» **Exercise**: Look through the material and copy each line holding "cleaned".

Collected data entries:
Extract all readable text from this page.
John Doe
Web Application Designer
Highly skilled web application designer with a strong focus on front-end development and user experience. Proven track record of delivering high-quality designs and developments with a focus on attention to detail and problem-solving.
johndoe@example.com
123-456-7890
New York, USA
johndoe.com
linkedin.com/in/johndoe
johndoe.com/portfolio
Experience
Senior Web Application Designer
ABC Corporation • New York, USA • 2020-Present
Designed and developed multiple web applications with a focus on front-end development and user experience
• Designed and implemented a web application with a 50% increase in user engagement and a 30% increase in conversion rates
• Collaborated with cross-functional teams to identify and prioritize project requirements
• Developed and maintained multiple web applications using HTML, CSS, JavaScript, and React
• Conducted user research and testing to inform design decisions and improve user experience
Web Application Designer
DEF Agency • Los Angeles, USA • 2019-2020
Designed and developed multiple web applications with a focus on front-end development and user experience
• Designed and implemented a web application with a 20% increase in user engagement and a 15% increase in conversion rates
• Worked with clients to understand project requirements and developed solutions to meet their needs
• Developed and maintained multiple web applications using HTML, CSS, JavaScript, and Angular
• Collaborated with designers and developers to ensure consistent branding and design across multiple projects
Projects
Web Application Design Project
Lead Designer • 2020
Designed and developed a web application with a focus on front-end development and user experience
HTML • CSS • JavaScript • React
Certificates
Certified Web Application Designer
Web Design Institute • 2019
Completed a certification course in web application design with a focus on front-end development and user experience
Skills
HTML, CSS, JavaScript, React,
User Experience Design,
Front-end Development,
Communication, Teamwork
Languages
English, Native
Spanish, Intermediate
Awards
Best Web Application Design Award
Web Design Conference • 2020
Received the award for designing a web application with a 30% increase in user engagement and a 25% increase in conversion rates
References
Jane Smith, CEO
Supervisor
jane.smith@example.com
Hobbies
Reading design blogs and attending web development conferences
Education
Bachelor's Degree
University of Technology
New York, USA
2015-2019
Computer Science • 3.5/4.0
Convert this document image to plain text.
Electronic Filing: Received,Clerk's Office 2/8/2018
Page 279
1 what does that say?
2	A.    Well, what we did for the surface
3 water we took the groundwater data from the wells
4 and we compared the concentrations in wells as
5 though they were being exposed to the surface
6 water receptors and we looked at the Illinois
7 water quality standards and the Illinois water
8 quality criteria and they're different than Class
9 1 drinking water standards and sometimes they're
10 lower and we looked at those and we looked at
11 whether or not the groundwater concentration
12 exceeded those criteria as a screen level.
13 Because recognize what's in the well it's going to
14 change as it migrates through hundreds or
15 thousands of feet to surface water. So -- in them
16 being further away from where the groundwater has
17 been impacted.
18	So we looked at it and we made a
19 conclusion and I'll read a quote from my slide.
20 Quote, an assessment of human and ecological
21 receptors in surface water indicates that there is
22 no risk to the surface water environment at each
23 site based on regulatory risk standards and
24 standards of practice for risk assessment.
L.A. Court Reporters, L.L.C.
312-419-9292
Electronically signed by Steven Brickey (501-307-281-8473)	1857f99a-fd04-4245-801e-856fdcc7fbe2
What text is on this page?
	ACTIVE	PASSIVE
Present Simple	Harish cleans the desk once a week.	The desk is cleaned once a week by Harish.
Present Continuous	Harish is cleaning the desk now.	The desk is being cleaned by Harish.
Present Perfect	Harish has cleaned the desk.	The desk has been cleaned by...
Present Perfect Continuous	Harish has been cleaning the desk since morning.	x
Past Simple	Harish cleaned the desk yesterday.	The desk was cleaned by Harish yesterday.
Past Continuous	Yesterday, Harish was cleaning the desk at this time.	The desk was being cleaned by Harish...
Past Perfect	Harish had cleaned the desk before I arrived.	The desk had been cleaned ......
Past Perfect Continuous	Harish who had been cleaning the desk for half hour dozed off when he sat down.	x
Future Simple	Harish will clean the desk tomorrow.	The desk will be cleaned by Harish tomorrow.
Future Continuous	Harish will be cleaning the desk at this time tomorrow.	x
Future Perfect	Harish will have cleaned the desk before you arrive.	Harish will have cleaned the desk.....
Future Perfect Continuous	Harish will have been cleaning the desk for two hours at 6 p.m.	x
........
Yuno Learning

* * *

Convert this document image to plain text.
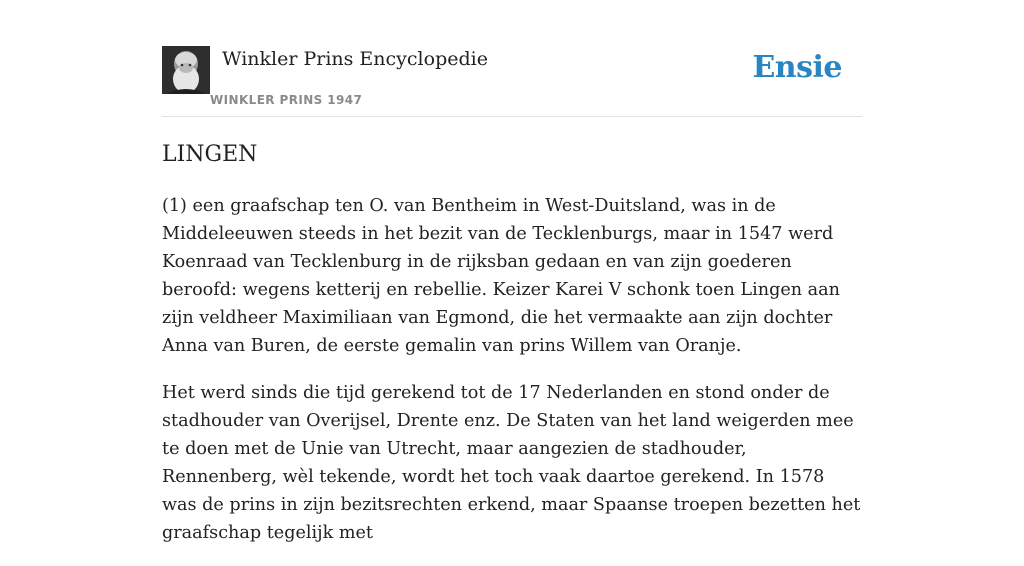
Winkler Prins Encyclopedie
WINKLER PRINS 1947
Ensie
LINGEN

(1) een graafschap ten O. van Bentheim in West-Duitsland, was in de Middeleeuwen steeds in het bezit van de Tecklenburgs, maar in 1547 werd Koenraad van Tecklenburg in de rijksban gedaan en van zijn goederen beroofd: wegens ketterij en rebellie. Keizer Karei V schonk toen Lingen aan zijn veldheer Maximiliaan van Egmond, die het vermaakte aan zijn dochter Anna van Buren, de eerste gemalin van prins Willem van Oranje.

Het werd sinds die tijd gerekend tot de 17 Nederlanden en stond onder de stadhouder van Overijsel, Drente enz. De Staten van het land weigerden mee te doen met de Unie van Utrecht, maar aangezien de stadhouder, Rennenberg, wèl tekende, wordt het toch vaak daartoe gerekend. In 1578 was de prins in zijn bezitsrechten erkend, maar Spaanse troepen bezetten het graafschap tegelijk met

» **Full solution**:
Present Simple	Harish cleans the desk once a week.	The desk is cleaned once a week by Harish.
Present Continuous	Harish is cleaning the desk now.	The desk is being cleaned by Harish.
Present Perfect	Harish has cleaned the desk.	The desk has been cleaned by...
Past Simple	Harish cleaned the desk yesterday.	The desk was cleaned by Harish yesterday.
Past Continuous	Yesterday, Harish was cleaning the desk at this time.	The desk was being cleaned by Harish...
Past Perfect	Harish had cleaned the desk before I arrived.	The desk had been cleaned ......
Future Simple	Harish will clean the desk tomorrow.	The desk will be cleaned by Harish tomorrow.
Future Perfect	Harish will have cleaned the desk before you arrive.	Harish will have cleaned the desk.....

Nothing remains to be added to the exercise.